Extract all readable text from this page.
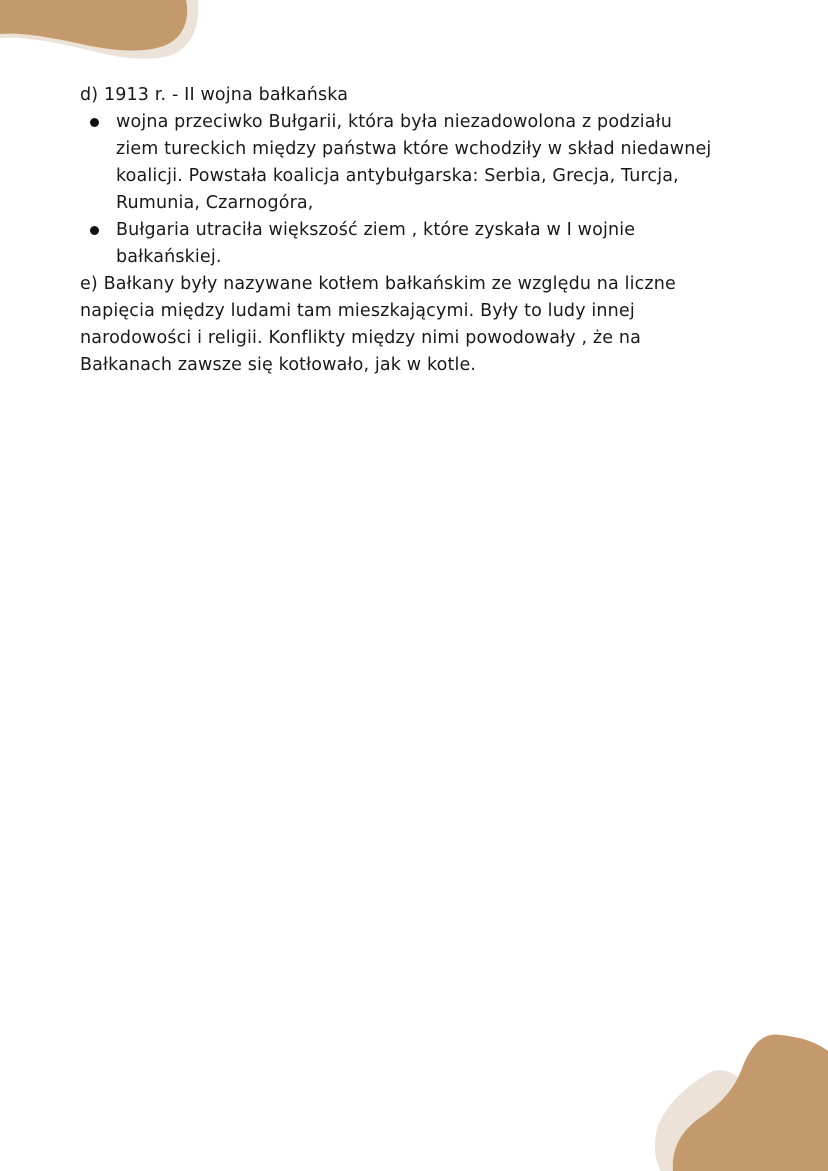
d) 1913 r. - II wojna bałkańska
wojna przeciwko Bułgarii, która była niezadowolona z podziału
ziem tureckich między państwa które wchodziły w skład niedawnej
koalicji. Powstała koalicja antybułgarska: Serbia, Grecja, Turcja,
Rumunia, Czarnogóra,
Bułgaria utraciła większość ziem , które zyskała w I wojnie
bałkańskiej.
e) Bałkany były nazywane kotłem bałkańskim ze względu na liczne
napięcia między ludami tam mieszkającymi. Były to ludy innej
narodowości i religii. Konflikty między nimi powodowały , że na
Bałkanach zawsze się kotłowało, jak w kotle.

^^^^^^^^^^^^^^^^

### GOAL:
Output all of the records exactly as they appear above, but not the pictures.

### RESULT FOR THIS EXERCISE:
Extract all readable text from this page.
d) 1913 r. - II wojna bałkańska
wojna przeciwko Bułgarii, która była niezadowolona z podziału
ziem tureckich między państwa które wchodziły w skład niedawnej
koalicji. Powstała koalicja antybułgarska: Serbia, Grecja, Turcja,
Rumunia, Czarnogóra,
Bułgaria utraciła większość ziem , które zyskała w I wojnie
bałkańskiej.
e) Bałkany były nazywane kotłem bałkańskim ze względu na liczne
napięcia między ludami tam mieszkającymi. Były to ludy innej
narodowości i religii. Konflikty między nimi powodowały , że na
Bałkanach zawsze się kotłowało, jak w kotle.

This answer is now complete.